## Begin Source data

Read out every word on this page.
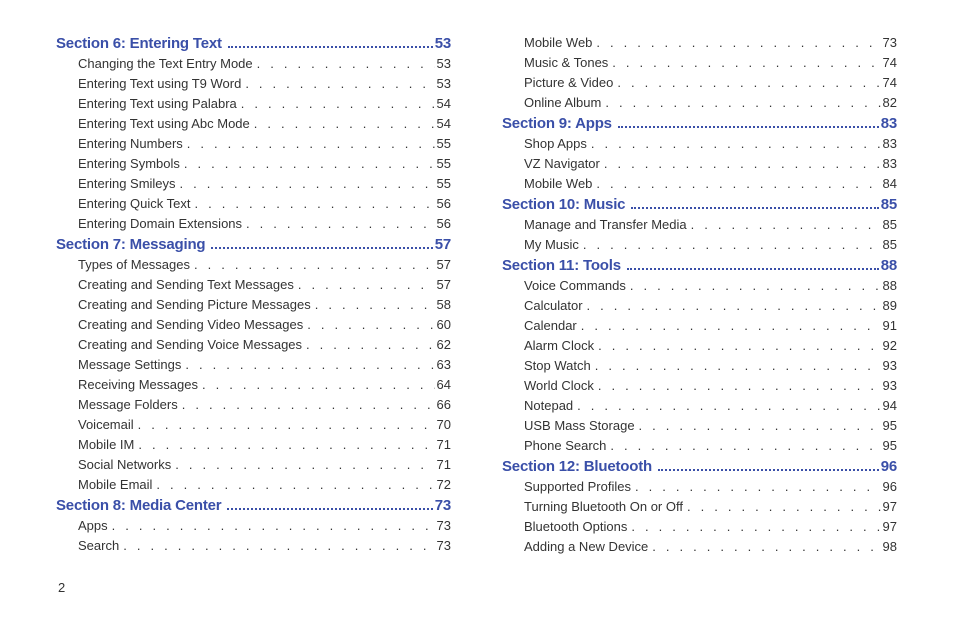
Section 6: Entering Text	53
Changing the Text Entry Mode . . .	53
Entering Text using T9 Word . . .	53
Entering Text using Palabra . . .	54
Entering Text using Abc Mode . . .	54
Entering Numbers . . .	55
Entering Symbols . . .	55
Entering Smileys . . .	55
Entering Quick Text . . .	56
Entering Domain Extensions . . .	56
Section 7: Messaging	57
Types of Messages . . .	57
Creating and Sending Text Messages . . .	57
Creating and Sending Picture Messages . . .	58
Creating and Sending Video Messages . . .	60
Creating and Sending Voice Messages . . .	62
Message Settings . . .	63
Receiving Messages . . .	64
Message Folders . . .	66
Voicemail . . .	70
Mobile IM . . .	71
Social Networks . . .	71
Mobile Email . . .	72
Section 8: Media Center	73
Apps . . .	73
Search . . .	73
Mobile Web . . .	73
Music & Tones . . .	74
Picture & Video . . .	74
Online Album . . .	82
Section 9: Apps	83
Shop Apps . . .	83
VZ Navigator . . .	83
Mobile Web . . .	84
Section 10: Music	85
Manage and Transfer Media . . .	85
My Music . . .	85
Section 11: Tools	88
Voice Commands . . .	88
Calculator . . .	89
Calendar . . .	91
Alarm Clock . . .	92
Stop Watch . . .	93
World Clock . . .	93
Notepad . . .	94
USB Mass Storage . . .	95
Phone Search . . .	95
Section 12: Bluetooth	96
Supported Profiles . . .	96
Turning Bluetooth On or Off . . .	97
Bluetooth Options . . .	97
Adding a New Device . . .	98
2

## End Source data

→ **Instructions to follow**: Each line above is to be copied verbatim. Drop any image from the copy.

→ **Reply**:
Read out every word on this page.
Section 6: Entering Text	53
Changing the Text Entry Mode . . .	53
Entering Text using T9 Word . . .	53
Entering Text using Palabra . . .	54
Entering Text using Abc Mode . . .	54
Entering Numbers . . .	55
Entering Symbols . . .	55
Entering Smileys . . .	55
Entering Quick Text . . .	56
Entering Domain Extensions . . .	56
Section 7: Messaging	57
Types of Messages . . .	57
Creating and Sending Text Messages . . .	57
Creating and Sending Picture Messages . . .	58
Creating and Sending Video Messages . . .	60
Creating and Sending Voice Messages . . .	62
Message Settings . . .	63
Receiving Messages . . .	64
Message Folders . . .	66
Voicemail . . .	70
Mobile IM . . .	71
Social Networks . . .	71
Mobile Email . . .	72
Section 8: Media Center	73
Apps . . .	73
Search . . .	73
Mobile Web . . .	73
Music & Tones . . .	74
Picture & Video . . .	74
Online Album . . .	82
Section 9: Apps	83
Shop Apps . . .	83
VZ Navigator . . .	83
Mobile Web . . .	84
Section 10: Music	85
Manage and Transfer Media . . .	85
My Music . . .	85
Section 11: Tools	88
Voice Commands . . .	88
Calculator . . .	89
Calendar . . .	91
Alarm Clock . . .	92
Stop Watch . . .	93
World Clock . . .	93
Notepad . . .	94
USB Mass Storage . . .	95
Phone Search . . .	95
Section 12: Bluetooth	96
Supported Profiles . . .	96
Turning Bluetooth On or Off . . .	97
Bluetooth Options . . .	97
Adding a New Device . . .	98
2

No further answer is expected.